** Written instruction **
Pick out each line with the word "this" from the material that follows.

───

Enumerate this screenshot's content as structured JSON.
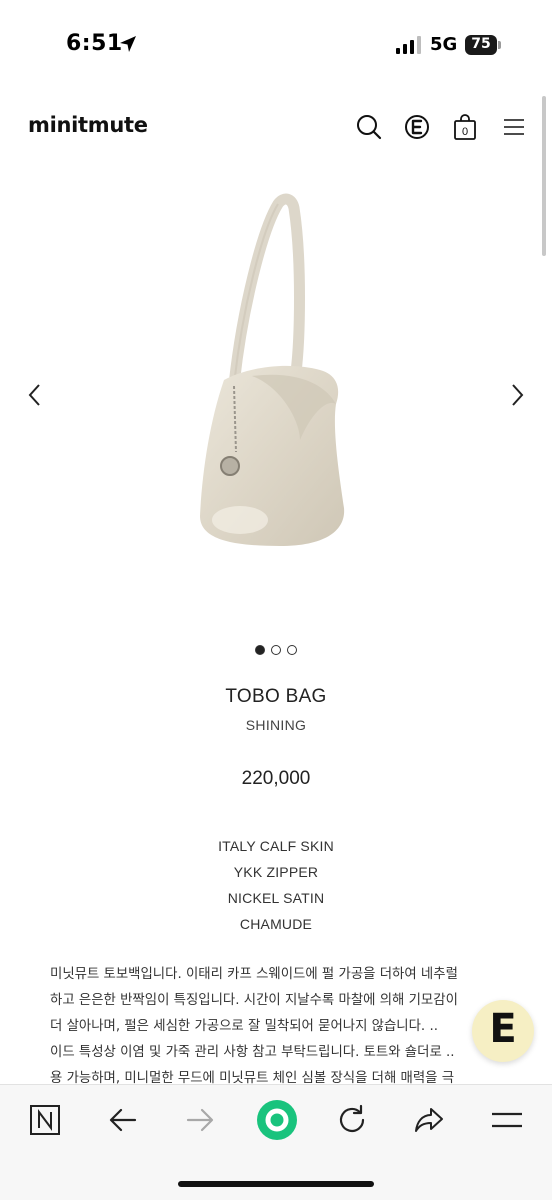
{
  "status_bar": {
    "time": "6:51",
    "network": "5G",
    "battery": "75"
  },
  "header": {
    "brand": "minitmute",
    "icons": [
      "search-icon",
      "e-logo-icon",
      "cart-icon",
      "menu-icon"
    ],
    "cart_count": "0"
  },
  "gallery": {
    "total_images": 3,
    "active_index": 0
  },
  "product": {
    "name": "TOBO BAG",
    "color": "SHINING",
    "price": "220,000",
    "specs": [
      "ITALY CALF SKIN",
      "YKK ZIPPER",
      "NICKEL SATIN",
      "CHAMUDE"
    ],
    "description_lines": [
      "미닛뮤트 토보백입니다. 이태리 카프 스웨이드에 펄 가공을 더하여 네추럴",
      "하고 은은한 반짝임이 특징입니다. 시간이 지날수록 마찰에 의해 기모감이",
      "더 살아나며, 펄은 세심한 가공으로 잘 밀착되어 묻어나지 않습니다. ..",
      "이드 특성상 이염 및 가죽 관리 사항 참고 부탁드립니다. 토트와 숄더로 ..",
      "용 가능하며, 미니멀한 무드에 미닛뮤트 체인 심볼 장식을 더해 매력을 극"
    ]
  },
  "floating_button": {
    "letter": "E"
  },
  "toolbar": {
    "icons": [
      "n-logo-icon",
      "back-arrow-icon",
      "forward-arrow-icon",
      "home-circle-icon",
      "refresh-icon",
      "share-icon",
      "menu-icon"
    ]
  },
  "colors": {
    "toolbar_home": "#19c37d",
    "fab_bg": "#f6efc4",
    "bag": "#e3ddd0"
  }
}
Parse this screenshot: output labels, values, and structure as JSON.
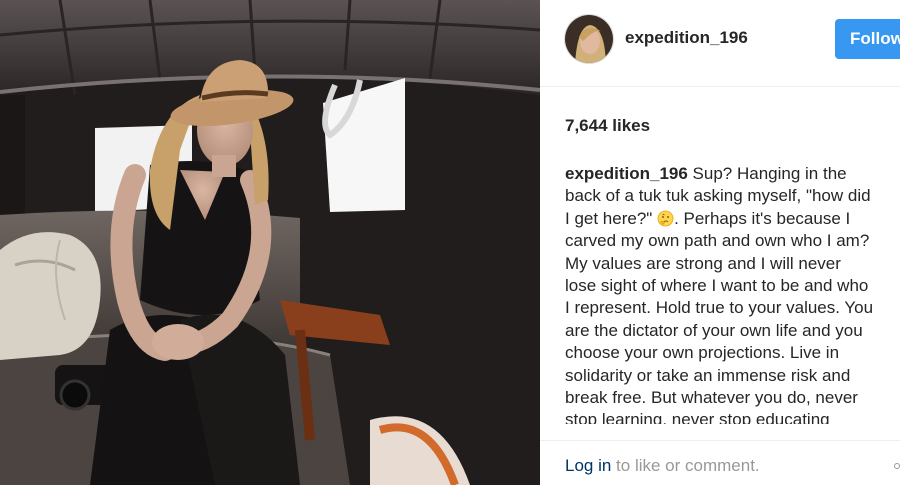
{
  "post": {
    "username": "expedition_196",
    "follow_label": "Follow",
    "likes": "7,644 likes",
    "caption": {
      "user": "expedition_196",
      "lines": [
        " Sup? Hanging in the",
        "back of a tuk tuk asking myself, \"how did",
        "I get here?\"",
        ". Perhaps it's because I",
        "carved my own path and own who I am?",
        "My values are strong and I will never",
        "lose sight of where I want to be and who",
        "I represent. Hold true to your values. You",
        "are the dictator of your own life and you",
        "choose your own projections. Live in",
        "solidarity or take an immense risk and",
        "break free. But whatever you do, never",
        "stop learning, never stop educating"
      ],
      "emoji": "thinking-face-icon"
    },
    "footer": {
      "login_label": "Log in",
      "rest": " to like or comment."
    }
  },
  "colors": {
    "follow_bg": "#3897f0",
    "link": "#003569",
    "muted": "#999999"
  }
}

───

** Answer to the task **
Enumerate this screenshot's content as structured JSON.
Parse this screenshot: output labels, values, and structure as JSON.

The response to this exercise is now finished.